## start
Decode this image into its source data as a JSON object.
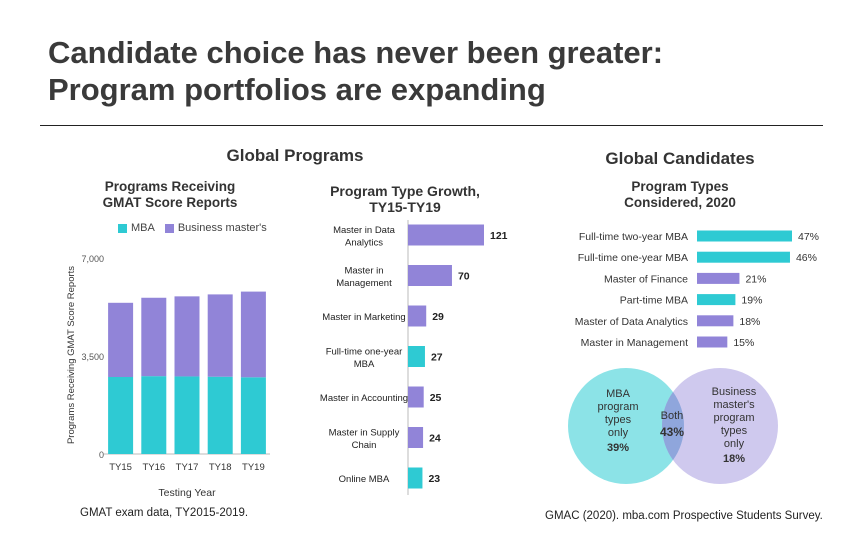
{
  "slide": {
    "title_line1": "Candidate choice has never been greater:",
    "title_line2": "Program portfolios are expanding"
  },
  "sections": {
    "global_programs": "Global Programs",
    "global_candidates": "Global Candidates"
  },
  "colors": {
    "mba": "#2ecad3",
    "business_masters": "#9184d8",
    "venn_mba": "#7fe0e4",
    "venn_bm": "#bfb7e8",
    "venn_overlap": "#8fa6dc"
  },
  "notes": {
    "left": "GMAT exam data, TY2015-2019.",
    "right": "GMAC (2020). mba.com Prospective Students Survey."
  },
  "chart_data": [
    {
      "type": "bar",
      "stacked": true,
      "title_line1": "Programs Receiving",
      "title_line2": "GMAT Score Reports",
      "xlabel": "Testing Year",
      "ylabel": "Programs Receiving GMAT Score Reports",
      "categories": [
        "TY15",
        "TY16",
        "TY17",
        "TY18",
        "TY19"
      ],
      "ylim": [
        0,
        7000
      ],
      "yticks": [
        "0",
        "3,500",
        "7,000"
      ],
      "ytick_values": [
        0,
        3500,
        7000
      ],
      "series": [
        {
          "name": "MBA",
          "values": [
            2750,
            2780,
            2770,
            2760,
            2740
          ]
        },
        {
          "name": "Business master's",
          "values": [
            2650,
            2800,
            2860,
            2940,
            3060
          ]
        }
      ]
    },
    {
      "type": "bar",
      "orientation": "horizontal",
      "title_line1": "Program Type Growth,",
      "title_line2": "TY15-TY19",
      "categories": [
        [
          "Master in Data",
          "Analytics"
        ],
        [
          "Master in",
          "Management"
        ],
        [
          "Master in Marketing"
        ],
        [
          "Full-time one-year",
          "MBA"
        ],
        [
          "Master in Accounting"
        ],
        [
          "Master in Supply",
          "Chain"
        ],
        [
          "Online MBA"
        ]
      ],
      "values": [
        121,
        70,
        29,
        27,
        25,
        24,
        23
      ],
      "value_labels": [
        "121",
        "70",
        "29",
        "27",
        "25",
        "24",
        "23"
      ],
      "groups": [
        "bm",
        "bm",
        "bm",
        "mba",
        "bm",
        "bm",
        "mba"
      ]
    },
    {
      "type": "bar",
      "orientation": "horizontal",
      "title_line1": "Program Types",
      "title_line2": "Considered, 2020",
      "categories": [
        "Full-time two-year MBA",
        "Full-time one-year MBA",
        "Master of Finance",
        "Part-time MBA",
        "Master of Data Analytics",
        "Master in Management"
      ],
      "values": [
        47,
        46,
        21,
        19,
        18,
        15
      ],
      "value_labels": [
        "47%",
        "46%",
        "21%",
        "19%",
        "18%",
        "15%"
      ],
      "groups": [
        "mba",
        "mba",
        "bm",
        "mba",
        "bm",
        "bm"
      ]
    },
    {
      "type": "venn",
      "sets": [
        {
          "label_lines": [
            "MBA",
            "program",
            "types",
            "only"
          ],
          "value": 39,
          "value_label": "39%"
        },
        {
          "label_lines": [
            "Business",
            "master's",
            "program",
            "types",
            "only"
          ],
          "value": 18,
          "value_label": "18%"
        }
      ],
      "overlap": {
        "label": "Both",
        "value": 43,
        "value_label": "43%"
      }
    }
  ]
}
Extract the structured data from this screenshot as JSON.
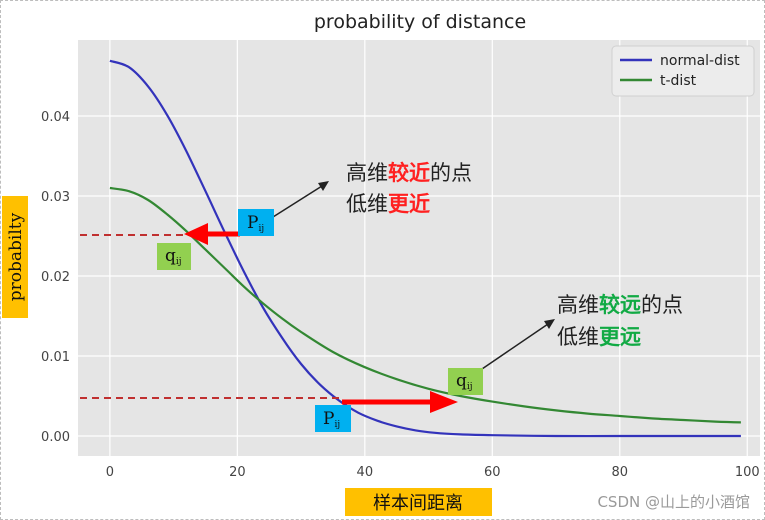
{
  "chart_data": {
    "type": "line",
    "title": "probability of distance",
    "xlabel": "样本间距离",
    "ylabel": "probabilty",
    "xlim": [
      -5,
      102
    ],
    "ylim": [
      -0.0025,
      0.0495
    ],
    "xticks": [
      0,
      20,
      40,
      60,
      80,
      100
    ],
    "xtick_labels": [
      "0",
      "20",
      "40",
      "60",
      "80",
      "100"
    ],
    "yticks": [
      0.0,
      0.01,
      0.02,
      0.03,
      0.04
    ],
    "ytick_labels": [
      "0.00",
      "0.01",
      "0.02",
      "0.03",
      "0.04"
    ],
    "grid": true,
    "legend_position": "top-right",
    "series": [
      {
        "name": "normal-dist",
        "color": "#3333bb",
        "x": [
          0,
          3,
          6,
          9,
          12,
          15,
          18,
          21,
          24,
          27,
          30,
          33,
          36,
          39,
          42,
          45,
          48,
          51,
          55,
          60,
          70,
          80,
          90,
          99
        ],
        "y": [
          0.0469,
          0.0461,
          0.0437,
          0.0401,
          0.0356,
          0.0306,
          0.0255,
          0.0206,
          0.0161,
          0.0123,
          0.009,
          0.0064,
          0.0044,
          0.0029,
          0.0019,
          0.0012,
          0.0007,
          0.0004,
          0.0002,
          0.0001,
          0.0,
          0.0,
          0.0,
          0.0
        ]
      },
      {
        "name": "t-dist",
        "color": "#338833",
        "x": [
          0,
          3,
          6,
          9,
          12,
          15,
          18,
          21,
          24,
          27,
          30,
          35,
          40,
          45,
          50,
          55,
          60,
          65,
          70,
          75,
          80,
          85,
          90,
          95,
          99
        ],
        "y": [
          0.031,
          0.0306,
          0.0295,
          0.0277,
          0.0256,
          0.0233,
          0.021,
          0.0187,
          0.0166,
          0.0147,
          0.013,
          0.0105,
          0.0086,
          0.0071,
          0.0059,
          0.005,
          0.0043,
          0.0037,
          0.0032,
          0.0028,
          0.0025,
          0.0022,
          0.002,
          0.0018,
          0.0017
        ]
      }
    ],
    "annotations": {
      "p_near": "P",
      "p_near_sub": "ij",
      "q_near": "q",
      "q_near_sub": "ij",
      "p_far": "P",
      "p_far_sub": "ij",
      "q_far": "q",
      "q_far_sub": "ij",
      "near_line1_a": "高维",
      "near_line1_b": "较近",
      "near_line1_c": "的点",
      "near_line2_a": "低维",
      "near_line2_b": "更近",
      "far_line1_a": "高维",
      "far_line1_b": "较远",
      "far_line1_c": "的点",
      "far_line2_a": "低维",
      "far_line2_b": "更远"
    },
    "colors": {
      "plot_bg": "#e5e5e5",
      "grid": "#ffffff",
      "red_text": "#ff2020",
      "green_text": "#11aa44",
      "label_box": "#ffc000",
      "p_box": "#00b0f0",
      "q_box": "#92d050",
      "dashed": "#c03030",
      "arrow": "#ff0000"
    }
  },
  "watermark": "CSDN @山上的小酒馆"
}
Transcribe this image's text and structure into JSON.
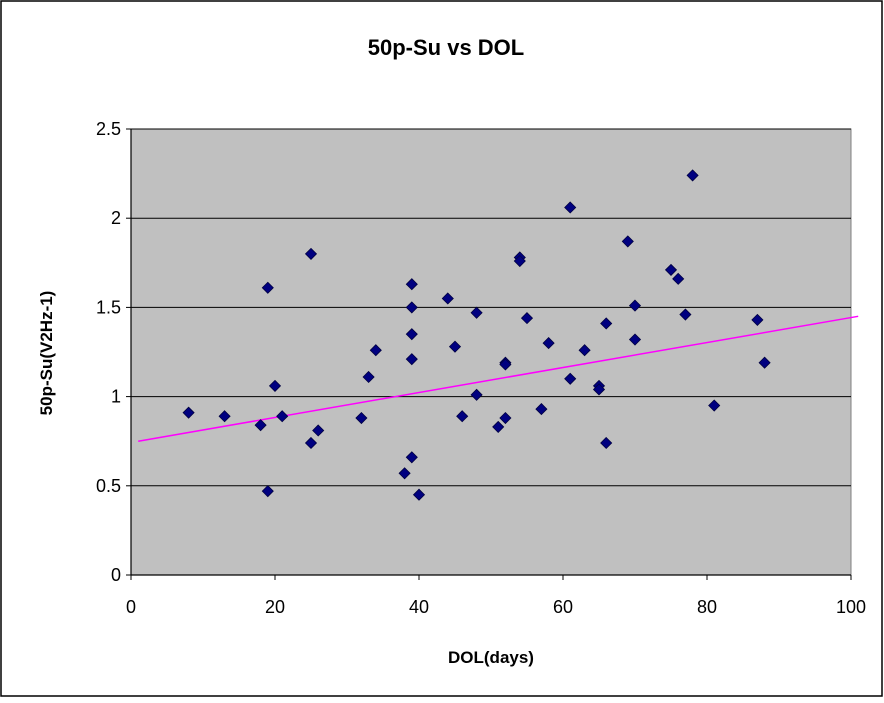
{
  "chart_data": {
    "type": "scatter",
    "title": "50p-Su vs DOL",
    "xlabel": "DOL(days)",
    "ylabel": "50p-Su(V2Hz-1)",
    "xlim": [
      0,
      100
    ],
    "ylim": [
      0,
      2.5
    ],
    "x_ticks": [
      "0",
      "20",
      "40",
      "60",
      "80",
      "100"
    ],
    "y_ticks": [
      "0",
      "0.5",
      "1",
      "1.5",
      "2",
      "2.5"
    ],
    "grid": "horizontal",
    "legend": "none",
    "series": [
      {
        "marker": "diamond",
        "points": [
          {
            "x": 8,
            "y": 0.91
          },
          {
            "x": 13,
            "y": 0.89
          },
          {
            "x": 18,
            "y": 0.84
          },
          {
            "x": 19,
            "y": 1.61
          },
          {
            "x": 19,
            "y": 0.47
          },
          {
            "x": 20,
            "y": 1.06
          },
          {
            "x": 21,
            "y": 0.89
          },
          {
            "x": 25,
            "y": 1.8
          },
          {
            "x": 25,
            "y": 0.74
          },
          {
            "x": 26,
            "y": 0.81
          },
          {
            "x": 32,
            "y": 0.88
          },
          {
            "x": 33,
            "y": 1.11
          },
          {
            "x": 34,
            "y": 1.26
          },
          {
            "x": 38,
            "y": 0.57
          },
          {
            "x": 39,
            "y": 1.63
          },
          {
            "x": 39,
            "y": 1.5
          },
          {
            "x": 39,
            "y": 1.35
          },
          {
            "x": 39,
            "y": 1.21
          },
          {
            "x": 39,
            "y": 0.66
          },
          {
            "x": 40,
            "y": 0.45
          },
          {
            "x": 44,
            "y": 1.55
          },
          {
            "x": 45,
            "y": 1.28
          },
          {
            "x": 46,
            "y": 0.89
          },
          {
            "x": 48,
            "y": 1.47
          },
          {
            "x": 48,
            "y": 1.01
          },
          {
            "x": 51,
            "y": 0.83
          },
          {
            "x": 52,
            "y": 1.19
          },
          {
            "x": 52,
            "y": 1.18
          },
          {
            "x": 52,
            "y": 0.88
          },
          {
            "x": 54,
            "y": 1.78
          },
          {
            "x": 54,
            "y": 1.76
          },
          {
            "x": 55,
            "y": 1.44
          },
          {
            "x": 57,
            "y": 0.93
          },
          {
            "x": 58,
            "y": 1.3
          },
          {
            "x": 61,
            "y": 2.06
          },
          {
            "x": 61,
            "y": 1.1
          },
          {
            "x": 63,
            "y": 1.26
          },
          {
            "x": 65,
            "y": 1.06
          },
          {
            "x": 65,
            "y": 1.04
          },
          {
            "x": 66,
            "y": 1.41
          },
          {
            "x": 66,
            "y": 0.74
          },
          {
            "x": 69,
            "y": 1.87
          },
          {
            "x": 70,
            "y": 1.51
          },
          {
            "x": 70,
            "y": 1.32
          },
          {
            "x": 75,
            "y": 1.71
          },
          {
            "x": 76,
            "y": 1.66
          },
          {
            "x": 77,
            "y": 1.46
          },
          {
            "x": 78,
            "y": 2.24
          },
          {
            "x": 81,
            "y": 0.95
          },
          {
            "x": 87,
            "y": 1.43
          },
          {
            "x": 88,
            "y": 1.19
          }
        ]
      }
    ],
    "trendline": {
      "type": "linear",
      "x": [
        1,
        101
      ],
      "y": [
        0.75,
        1.45
      ]
    },
    "colors": {
      "marker": "#000080",
      "trendline": "#FF00FF",
      "plot_background": "#C0C0C0",
      "gridline": "#000000"
    }
  }
}
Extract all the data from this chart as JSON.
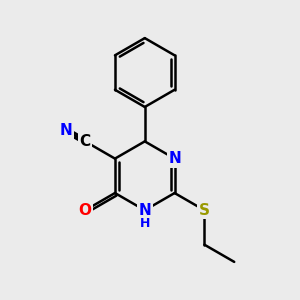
{
  "background_color": "#ebebeb",
  "bond_color": "#000000",
  "bond_width": 1.8,
  "atom_colors": {
    "N": "#0000ff",
    "O": "#ff0000",
    "S": "#999900",
    "C": "#000000"
  },
  "font_size_atoms": 11,
  "font_size_H": 9
}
## end
- **GIVEN TASK**
From the listing above, copy every line that includes the word "Reports".

- **COMPLETED TASK**
      "title_line2": "GMAT Score Reports",
      "ylabel": "Programs Receiving GMAT Score Reports",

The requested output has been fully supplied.